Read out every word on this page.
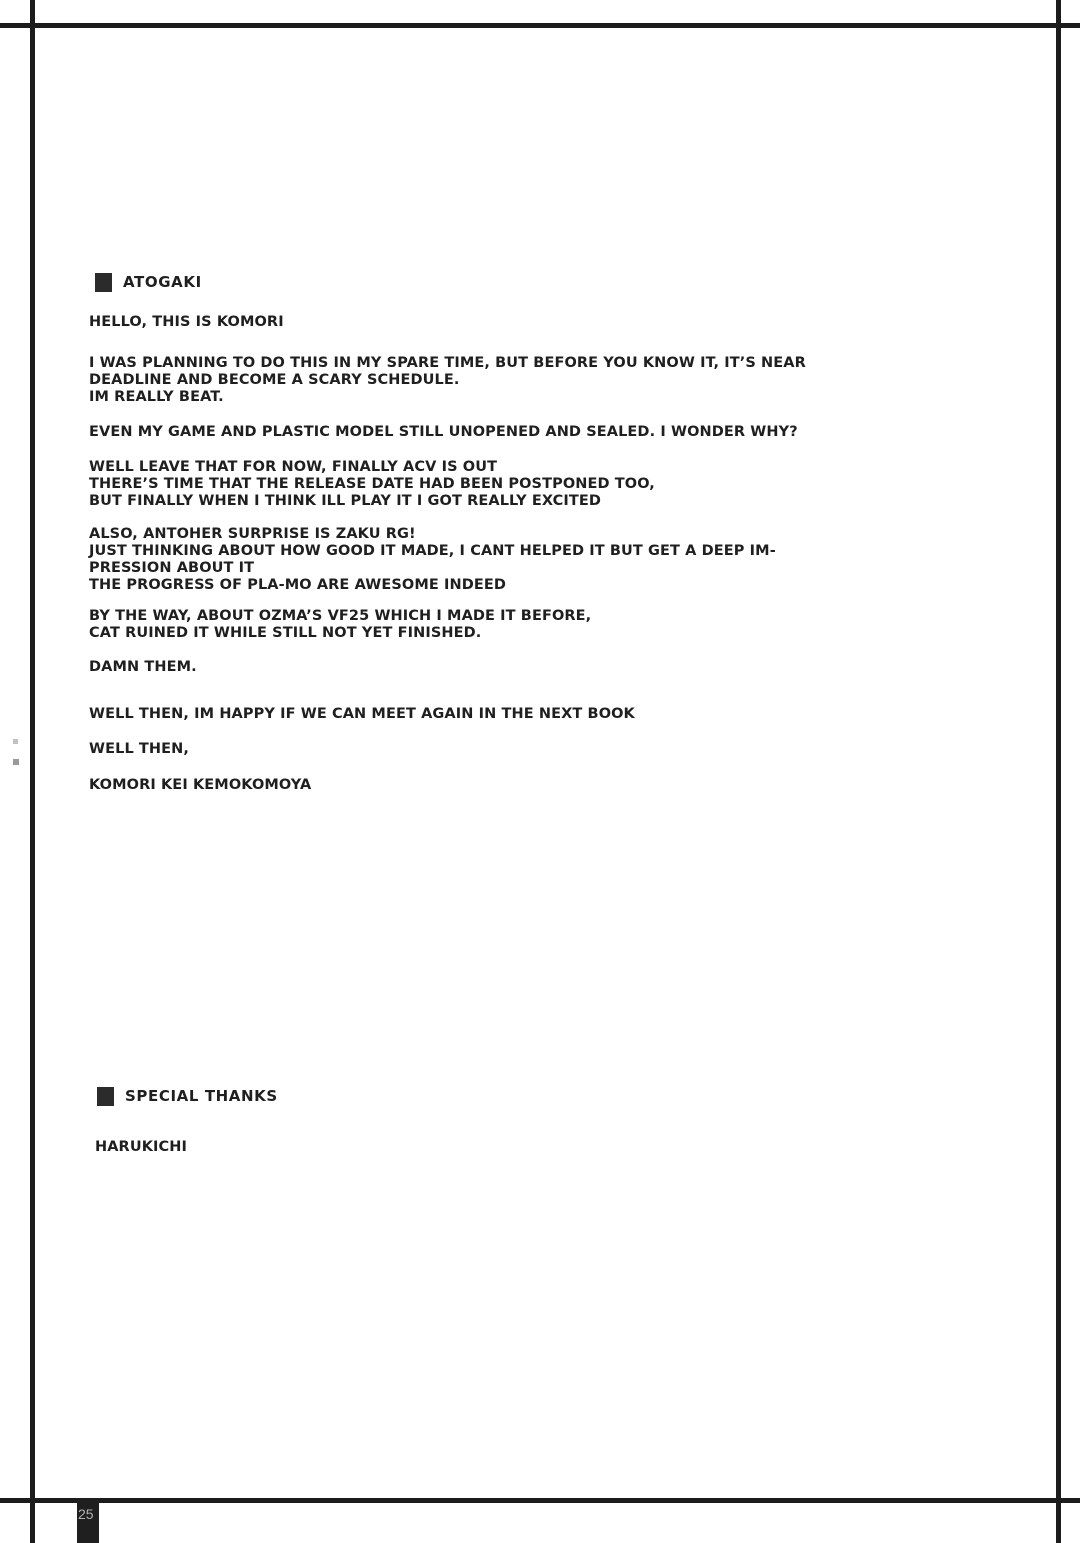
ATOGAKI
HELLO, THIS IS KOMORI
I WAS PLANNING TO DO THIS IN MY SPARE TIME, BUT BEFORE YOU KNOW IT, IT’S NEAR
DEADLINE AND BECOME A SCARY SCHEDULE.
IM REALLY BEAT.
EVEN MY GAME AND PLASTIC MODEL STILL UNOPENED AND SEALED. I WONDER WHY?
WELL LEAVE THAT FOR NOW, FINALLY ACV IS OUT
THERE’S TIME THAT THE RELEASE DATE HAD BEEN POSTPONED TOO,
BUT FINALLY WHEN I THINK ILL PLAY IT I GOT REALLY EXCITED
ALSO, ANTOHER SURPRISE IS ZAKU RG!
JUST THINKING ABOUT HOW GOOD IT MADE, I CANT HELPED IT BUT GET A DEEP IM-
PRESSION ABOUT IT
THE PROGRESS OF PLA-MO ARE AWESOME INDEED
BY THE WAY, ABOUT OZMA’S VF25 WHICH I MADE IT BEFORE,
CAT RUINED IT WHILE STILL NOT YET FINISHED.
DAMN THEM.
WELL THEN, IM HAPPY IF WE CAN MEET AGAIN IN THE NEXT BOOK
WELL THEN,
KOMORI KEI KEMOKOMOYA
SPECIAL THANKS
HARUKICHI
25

### Task details
Quote all of the entries word for word, omitting any pictures.

### Full answer
Read out every word on this page.
ATOGAKI
HELLO, THIS IS KOMORI
I WAS PLANNING TO DO THIS IN MY SPARE TIME, BUT BEFORE YOU KNOW IT, IT’S NEAR
DEADLINE AND BECOME A SCARY SCHEDULE.
IM REALLY BEAT.
EVEN MY GAME AND PLASTIC MODEL STILL UNOPENED AND SEALED. I WONDER WHY?
WELL LEAVE THAT FOR NOW, FINALLY ACV IS OUT
THERE’S TIME THAT THE RELEASE DATE HAD BEEN POSTPONED TOO,
BUT FINALLY WHEN I THINK ILL PLAY IT I GOT REALLY EXCITED
ALSO, ANTOHER SURPRISE IS ZAKU RG!
JUST THINKING ABOUT HOW GOOD IT MADE, I CANT HELPED IT BUT GET A DEEP IM-
PRESSION ABOUT IT
THE PROGRESS OF PLA-MO ARE AWESOME INDEED
BY THE WAY, ABOUT OZMA’S VF25 WHICH I MADE IT BEFORE,
CAT RUINED IT WHILE STILL NOT YET FINISHED.
DAMN THEM.
WELL THEN, IM HAPPY IF WE CAN MEET AGAIN IN THE NEXT BOOK
WELL THEN,
KOMORI KEI KEMOKOMOYA
SPECIAL THANKS
HARUKICHI
25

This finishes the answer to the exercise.